* Start Material provided *

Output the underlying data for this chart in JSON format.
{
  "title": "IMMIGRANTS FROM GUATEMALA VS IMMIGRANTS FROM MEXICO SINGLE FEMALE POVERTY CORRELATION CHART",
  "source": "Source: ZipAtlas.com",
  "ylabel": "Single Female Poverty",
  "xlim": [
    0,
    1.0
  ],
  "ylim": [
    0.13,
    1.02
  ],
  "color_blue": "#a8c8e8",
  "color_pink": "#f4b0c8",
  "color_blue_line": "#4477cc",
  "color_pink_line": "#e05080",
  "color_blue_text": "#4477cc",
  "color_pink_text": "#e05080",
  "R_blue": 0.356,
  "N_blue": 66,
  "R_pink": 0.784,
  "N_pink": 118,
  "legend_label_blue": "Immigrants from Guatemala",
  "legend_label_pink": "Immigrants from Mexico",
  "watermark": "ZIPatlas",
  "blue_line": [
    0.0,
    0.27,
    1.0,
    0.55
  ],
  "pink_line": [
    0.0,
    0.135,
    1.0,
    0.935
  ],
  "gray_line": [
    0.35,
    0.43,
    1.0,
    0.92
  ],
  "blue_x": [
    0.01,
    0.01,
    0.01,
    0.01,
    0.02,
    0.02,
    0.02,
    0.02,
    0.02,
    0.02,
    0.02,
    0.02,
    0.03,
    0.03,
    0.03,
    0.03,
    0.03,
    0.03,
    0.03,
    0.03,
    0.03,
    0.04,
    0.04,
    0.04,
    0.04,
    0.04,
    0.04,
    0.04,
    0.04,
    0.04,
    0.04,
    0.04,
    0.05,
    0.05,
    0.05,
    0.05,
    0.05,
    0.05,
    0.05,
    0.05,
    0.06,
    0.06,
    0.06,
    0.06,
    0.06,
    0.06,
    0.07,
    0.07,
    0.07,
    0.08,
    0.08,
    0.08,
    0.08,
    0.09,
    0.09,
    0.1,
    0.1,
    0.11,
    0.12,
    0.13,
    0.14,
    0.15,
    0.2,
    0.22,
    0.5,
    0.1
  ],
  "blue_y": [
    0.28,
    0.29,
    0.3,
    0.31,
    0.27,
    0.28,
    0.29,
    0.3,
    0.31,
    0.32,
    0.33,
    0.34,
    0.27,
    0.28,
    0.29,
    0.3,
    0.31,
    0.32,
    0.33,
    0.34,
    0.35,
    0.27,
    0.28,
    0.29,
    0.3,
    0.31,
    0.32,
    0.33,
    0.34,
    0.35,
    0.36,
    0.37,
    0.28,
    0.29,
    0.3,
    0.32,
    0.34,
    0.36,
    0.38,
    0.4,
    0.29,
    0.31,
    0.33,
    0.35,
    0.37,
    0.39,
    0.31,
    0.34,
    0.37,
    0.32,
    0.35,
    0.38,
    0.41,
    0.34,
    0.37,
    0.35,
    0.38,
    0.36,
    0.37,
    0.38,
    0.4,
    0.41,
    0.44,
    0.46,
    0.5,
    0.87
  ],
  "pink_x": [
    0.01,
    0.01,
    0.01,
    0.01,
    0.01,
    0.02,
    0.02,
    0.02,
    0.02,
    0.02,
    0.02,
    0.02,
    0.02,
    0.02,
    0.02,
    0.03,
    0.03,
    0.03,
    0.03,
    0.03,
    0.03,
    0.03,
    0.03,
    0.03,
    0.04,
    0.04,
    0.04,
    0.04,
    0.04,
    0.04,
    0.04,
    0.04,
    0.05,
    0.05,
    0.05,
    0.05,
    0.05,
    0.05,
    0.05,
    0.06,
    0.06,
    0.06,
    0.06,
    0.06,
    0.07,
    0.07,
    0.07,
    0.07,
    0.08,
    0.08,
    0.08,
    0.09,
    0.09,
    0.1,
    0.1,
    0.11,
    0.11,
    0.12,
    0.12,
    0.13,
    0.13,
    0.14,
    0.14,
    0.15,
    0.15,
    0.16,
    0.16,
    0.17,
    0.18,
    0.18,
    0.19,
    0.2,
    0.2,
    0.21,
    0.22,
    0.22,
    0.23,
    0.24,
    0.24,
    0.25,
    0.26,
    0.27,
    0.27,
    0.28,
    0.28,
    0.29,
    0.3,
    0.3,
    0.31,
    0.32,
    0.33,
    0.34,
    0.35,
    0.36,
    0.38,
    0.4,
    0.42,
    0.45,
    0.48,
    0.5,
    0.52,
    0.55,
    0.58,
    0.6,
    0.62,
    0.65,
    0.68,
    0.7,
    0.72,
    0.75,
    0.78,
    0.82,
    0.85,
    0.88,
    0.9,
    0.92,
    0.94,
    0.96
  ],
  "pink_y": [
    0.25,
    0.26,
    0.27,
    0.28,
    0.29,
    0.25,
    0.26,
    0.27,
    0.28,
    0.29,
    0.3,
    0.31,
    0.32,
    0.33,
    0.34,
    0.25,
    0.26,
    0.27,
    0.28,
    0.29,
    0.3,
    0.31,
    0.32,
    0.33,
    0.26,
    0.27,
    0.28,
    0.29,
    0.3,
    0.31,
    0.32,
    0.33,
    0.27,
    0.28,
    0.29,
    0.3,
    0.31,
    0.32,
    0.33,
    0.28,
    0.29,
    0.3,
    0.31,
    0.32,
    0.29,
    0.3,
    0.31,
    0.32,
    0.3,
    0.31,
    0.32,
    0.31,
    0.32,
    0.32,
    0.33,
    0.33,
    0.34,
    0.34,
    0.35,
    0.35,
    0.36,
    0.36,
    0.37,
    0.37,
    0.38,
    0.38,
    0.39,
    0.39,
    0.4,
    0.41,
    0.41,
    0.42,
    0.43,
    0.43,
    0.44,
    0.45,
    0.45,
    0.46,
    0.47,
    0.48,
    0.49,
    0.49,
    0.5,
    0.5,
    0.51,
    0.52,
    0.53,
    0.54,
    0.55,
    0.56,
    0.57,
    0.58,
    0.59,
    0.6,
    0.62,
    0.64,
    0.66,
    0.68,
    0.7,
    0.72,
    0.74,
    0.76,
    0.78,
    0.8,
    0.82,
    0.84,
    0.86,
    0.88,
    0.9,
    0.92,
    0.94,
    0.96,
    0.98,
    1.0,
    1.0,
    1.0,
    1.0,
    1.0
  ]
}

* End Material provided *

● What is required
Retype every record above exactly as written.

● Completed task
Output the underlying data for this chart in JSON format.
{
  "title": "IMMIGRANTS FROM GUATEMALA VS IMMIGRANTS FROM MEXICO SINGLE FEMALE POVERTY CORRELATION CHART",
  "source": "Source: ZipAtlas.com",
  "ylabel": "Single Female Poverty",
  "xlim": [
    0,
    1.0
  ],
  "ylim": [
    0.13,
    1.02
  ],
  "color_blue": "#a8c8e8",
  "color_pink": "#f4b0c8",
  "color_blue_line": "#4477cc",
  "color_pink_line": "#e05080",
  "color_blue_text": "#4477cc",
  "color_pink_text": "#e05080",
  "R_blue": 0.356,
  "N_blue": 66,
  "R_pink": 0.784,
  "N_pink": 118,
  "legend_label_blue": "Immigrants from Guatemala",
  "legend_label_pink": "Immigrants from Mexico",
  "watermark": "ZIPatlas",
  "blue_line": [
    0.0,
    0.27,
    1.0,
    0.55
  ],
  "pink_line": [
    0.0,
    0.135,
    1.0,
    0.935
  ],
  "gray_line": [
    0.35,
    0.43,
    1.0,
    0.92
  ],
  "blue_x": [
    0.01,
    0.01,
    0.01,
    0.01,
    0.02,
    0.02,
    0.02,
    0.02,
    0.02,
    0.02,
    0.02,
    0.02,
    0.03,
    0.03,
    0.03,
    0.03,
    0.03,
    0.03,
    0.03,
    0.03,
    0.03,
    0.04,
    0.04,
    0.04,
    0.04,
    0.04,
    0.04,
    0.04,
    0.04,
    0.04,
    0.04,
    0.04,
    0.05,
    0.05,
    0.05,
    0.05,
    0.05,
    0.05,
    0.05,
    0.05,
    0.06,
    0.06,
    0.06,
    0.06,
    0.06,
    0.06,
    0.07,
    0.07,
    0.07,
    0.08,
    0.08,
    0.08,
    0.08,
    0.09,
    0.09,
    0.1,
    0.1,
    0.11,
    0.12,
    0.13,
    0.14,
    0.15,
    0.2,
    0.22,
    0.5,
    0.1
  ],
  "blue_y": [
    0.28,
    0.29,
    0.3,
    0.31,
    0.27,
    0.28,
    0.29,
    0.3,
    0.31,
    0.32,
    0.33,
    0.34,
    0.27,
    0.28,
    0.29,
    0.3,
    0.31,
    0.32,
    0.33,
    0.34,
    0.35,
    0.27,
    0.28,
    0.29,
    0.3,
    0.31,
    0.32,
    0.33,
    0.34,
    0.35,
    0.36,
    0.37,
    0.28,
    0.29,
    0.3,
    0.32,
    0.34,
    0.36,
    0.38,
    0.4,
    0.29,
    0.31,
    0.33,
    0.35,
    0.37,
    0.39,
    0.31,
    0.34,
    0.37,
    0.32,
    0.35,
    0.38,
    0.41,
    0.34,
    0.37,
    0.35,
    0.38,
    0.36,
    0.37,
    0.38,
    0.4,
    0.41,
    0.44,
    0.46,
    0.5,
    0.87
  ],
  "pink_x": [
    0.01,
    0.01,
    0.01,
    0.01,
    0.01,
    0.02,
    0.02,
    0.02,
    0.02,
    0.02,
    0.02,
    0.02,
    0.02,
    0.02,
    0.02,
    0.03,
    0.03,
    0.03,
    0.03,
    0.03,
    0.03,
    0.03,
    0.03,
    0.03,
    0.04,
    0.04,
    0.04,
    0.04,
    0.04,
    0.04,
    0.04,
    0.04,
    0.05,
    0.05,
    0.05,
    0.05,
    0.05,
    0.05,
    0.05,
    0.06,
    0.06,
    0.06,
    0.06,
    0.06,
    0.07,
    0.07,
    0.07,
    0.07,
    0.08,
    0.08,
    0.08,
    0.09,
    0.09,
    0.1,
    0.1,
    0.11,
    0.11,
    0.12,
    0.12,
    0.13,
    0.13,
    0.14,
    0.14,
    0.15,
    0.15,
    0.16,
    0.16,
    0.17,
    0.18,
    0.18,
    0.19,
    0.2,
    0.2,
    0.21,
    0.22,
    0.22,
    0.23,
    0.24,
    0.24,
    0.25,
    0.26,
    0.27,
    0.27,
    0.28,
    0.28,
    0.29,
    0.3,
    0.3,
    0.31,
    0.32,
    0.33,
    0.34,
    0.35,
    0.36,
    0.38,
    0.4,
    0.42,
    0.45,
    0.48,
    0.5,
    0.52,
    0.55,
    0.58,
    0.6,
    0.62,
    0.65,
    0.68,
    0.7,
    0.72,
    0.75,
    0.78,
    0.82,
    0.85,
    0.88,
    0.9,
    0.92,
    0.94,
    0.96
  ],
  "pink_y": [
    0.25,
    0.26,
    0.27,
    0.28,
    0.29,
    0.25,
    0.26,
    0.27,
    0.28,
    0.29,
    0.3,
    0.31,
    0.32,
    0.33,
    0.34,
    0.25,
    0.26,
    0.27,
    0.28,
    0.29,
    0.3,
    0.31,
    0.32,
    0.33,
    0.26,
    0.27,
    0.28,
    0.29,
    0.3,
    0.31,
    0.32,
    0.33,
    0.27,
    0.28,
    0.29,
    0.3,
    0.31,
    0.32,
    0.33,
    0.28,
    0.29,
    0.3,
    0.31,
    0.32,
    0.29,
    0.3,
    0.31,
    0.32,
    0.3,
    0.31,
    0.32,
    0.31,
    0.32,
    0.32,
    0.33,
    0.33,
    0.34,
    0.34,
    0.35,
    0.35,
    0.36,
    0.36,
    0.37,
    0.37,
    0.38,
    0.38,
    0.39,
    0.39,
    0.4,
    0.41,
    0.41,
    0.42,
    0.43,
    0.43,
    0.44,
    0.45,
    0.45,
    0.46,
    0.47,
    0.48,
    0.49,
    0.49,
    0.5,
    0.5,
    0.51,
    0.52,
    0.53,
    0.54,
    0.55,
    0.56,
    0.57,
    0.58,
    0.59,
    0.6,
    0.62,
    0.64,
    0.66,
    0.68,
    0.7,
    0.72,
    0.74,
    0.76,
    0.78,
    0.8,
    0.82,
    0.84,
    0.86,
    0.88,
    0.9,
    0.92,
    0.94,
    0.96,
    0.98,
    1.0,
    1.0,
    1.0,
    1.0,
    1.0
  ]
}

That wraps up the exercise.